Look through the material below. Copy every line with the string "Central" in it.

---- Given records

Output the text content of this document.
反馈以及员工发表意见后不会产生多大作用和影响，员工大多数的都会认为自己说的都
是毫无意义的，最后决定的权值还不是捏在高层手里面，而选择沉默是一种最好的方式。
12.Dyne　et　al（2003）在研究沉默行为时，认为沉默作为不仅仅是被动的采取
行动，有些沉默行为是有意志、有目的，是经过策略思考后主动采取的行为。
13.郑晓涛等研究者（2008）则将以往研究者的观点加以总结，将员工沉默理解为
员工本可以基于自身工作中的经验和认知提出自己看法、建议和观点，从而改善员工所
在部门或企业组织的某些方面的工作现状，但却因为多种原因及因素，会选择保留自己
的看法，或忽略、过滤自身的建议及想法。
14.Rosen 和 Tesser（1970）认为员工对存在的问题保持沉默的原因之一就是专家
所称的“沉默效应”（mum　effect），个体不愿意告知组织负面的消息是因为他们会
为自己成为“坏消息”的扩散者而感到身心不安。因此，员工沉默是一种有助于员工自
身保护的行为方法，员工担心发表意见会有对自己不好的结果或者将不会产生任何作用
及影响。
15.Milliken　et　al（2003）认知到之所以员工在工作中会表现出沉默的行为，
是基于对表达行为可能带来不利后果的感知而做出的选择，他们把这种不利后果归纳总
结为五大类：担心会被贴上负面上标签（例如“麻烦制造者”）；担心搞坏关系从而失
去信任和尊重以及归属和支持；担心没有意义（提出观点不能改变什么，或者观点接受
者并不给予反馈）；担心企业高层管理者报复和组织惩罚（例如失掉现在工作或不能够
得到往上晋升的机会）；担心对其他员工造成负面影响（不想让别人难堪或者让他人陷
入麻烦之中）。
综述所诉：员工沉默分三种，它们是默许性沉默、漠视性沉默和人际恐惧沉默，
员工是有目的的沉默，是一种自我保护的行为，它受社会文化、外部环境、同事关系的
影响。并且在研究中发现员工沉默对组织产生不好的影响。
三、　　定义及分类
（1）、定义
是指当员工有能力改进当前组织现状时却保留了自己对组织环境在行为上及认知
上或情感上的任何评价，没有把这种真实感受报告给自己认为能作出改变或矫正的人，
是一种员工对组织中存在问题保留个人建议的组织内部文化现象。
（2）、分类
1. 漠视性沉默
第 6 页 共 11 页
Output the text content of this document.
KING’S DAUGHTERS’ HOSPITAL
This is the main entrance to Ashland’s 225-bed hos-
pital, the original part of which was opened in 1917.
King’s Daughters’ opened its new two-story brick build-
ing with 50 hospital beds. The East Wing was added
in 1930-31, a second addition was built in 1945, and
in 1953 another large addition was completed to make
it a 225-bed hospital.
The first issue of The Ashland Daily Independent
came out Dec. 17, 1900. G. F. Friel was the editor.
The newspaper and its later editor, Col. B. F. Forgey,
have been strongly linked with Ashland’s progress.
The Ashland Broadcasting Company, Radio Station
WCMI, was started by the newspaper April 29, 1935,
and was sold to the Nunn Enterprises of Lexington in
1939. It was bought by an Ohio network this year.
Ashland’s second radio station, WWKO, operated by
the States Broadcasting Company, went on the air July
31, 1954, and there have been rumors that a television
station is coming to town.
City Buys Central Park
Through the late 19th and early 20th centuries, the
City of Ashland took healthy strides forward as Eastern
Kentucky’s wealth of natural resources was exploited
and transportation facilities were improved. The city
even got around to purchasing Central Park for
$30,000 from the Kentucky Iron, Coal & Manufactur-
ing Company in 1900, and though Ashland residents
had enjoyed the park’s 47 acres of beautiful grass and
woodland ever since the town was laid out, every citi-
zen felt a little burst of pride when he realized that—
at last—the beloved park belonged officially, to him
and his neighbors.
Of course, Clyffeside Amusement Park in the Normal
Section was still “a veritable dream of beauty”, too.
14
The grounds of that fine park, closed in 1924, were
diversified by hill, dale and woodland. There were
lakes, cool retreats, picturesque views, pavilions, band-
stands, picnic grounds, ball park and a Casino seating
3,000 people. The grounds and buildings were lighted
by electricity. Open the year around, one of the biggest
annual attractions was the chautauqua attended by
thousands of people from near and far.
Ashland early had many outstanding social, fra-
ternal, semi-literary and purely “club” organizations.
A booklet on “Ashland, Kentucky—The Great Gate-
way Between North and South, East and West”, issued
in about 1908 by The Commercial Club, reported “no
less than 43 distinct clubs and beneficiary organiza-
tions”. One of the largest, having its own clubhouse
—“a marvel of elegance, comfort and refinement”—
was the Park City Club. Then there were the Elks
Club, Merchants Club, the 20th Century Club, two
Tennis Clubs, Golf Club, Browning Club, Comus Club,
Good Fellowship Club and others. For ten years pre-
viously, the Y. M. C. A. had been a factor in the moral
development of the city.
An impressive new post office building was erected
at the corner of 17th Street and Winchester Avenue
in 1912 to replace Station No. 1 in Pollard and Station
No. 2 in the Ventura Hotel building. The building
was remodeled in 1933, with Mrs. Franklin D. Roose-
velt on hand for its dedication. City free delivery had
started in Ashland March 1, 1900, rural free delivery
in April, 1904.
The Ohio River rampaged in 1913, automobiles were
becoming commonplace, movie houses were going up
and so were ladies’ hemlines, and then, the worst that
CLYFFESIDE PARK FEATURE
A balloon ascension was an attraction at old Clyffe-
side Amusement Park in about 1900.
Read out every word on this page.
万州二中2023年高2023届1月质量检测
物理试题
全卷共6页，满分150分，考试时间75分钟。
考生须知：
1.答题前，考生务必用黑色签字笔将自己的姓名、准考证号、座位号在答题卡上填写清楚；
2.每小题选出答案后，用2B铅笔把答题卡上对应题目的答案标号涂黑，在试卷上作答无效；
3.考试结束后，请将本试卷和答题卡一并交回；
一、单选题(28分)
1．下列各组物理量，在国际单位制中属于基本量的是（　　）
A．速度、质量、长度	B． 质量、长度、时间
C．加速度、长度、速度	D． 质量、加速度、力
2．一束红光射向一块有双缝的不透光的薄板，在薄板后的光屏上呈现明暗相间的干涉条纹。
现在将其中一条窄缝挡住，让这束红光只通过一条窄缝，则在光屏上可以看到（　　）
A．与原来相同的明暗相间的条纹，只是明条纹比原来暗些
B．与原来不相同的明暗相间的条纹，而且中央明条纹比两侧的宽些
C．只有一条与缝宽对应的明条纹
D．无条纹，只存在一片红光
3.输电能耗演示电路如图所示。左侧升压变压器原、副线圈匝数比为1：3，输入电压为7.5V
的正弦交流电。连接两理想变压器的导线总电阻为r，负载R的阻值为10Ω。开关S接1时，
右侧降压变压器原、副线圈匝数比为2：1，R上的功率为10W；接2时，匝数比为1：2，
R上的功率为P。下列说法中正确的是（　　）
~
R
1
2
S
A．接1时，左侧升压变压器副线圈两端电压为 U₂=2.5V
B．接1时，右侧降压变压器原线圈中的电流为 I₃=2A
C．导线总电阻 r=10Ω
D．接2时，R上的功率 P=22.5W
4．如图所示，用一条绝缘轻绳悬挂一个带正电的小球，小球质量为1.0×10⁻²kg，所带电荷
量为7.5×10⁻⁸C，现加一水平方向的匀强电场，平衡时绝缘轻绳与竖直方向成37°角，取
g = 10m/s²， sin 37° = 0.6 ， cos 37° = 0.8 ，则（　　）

--------

### Complete answer
City Buys Central Park
even got around to purchasing Central Park for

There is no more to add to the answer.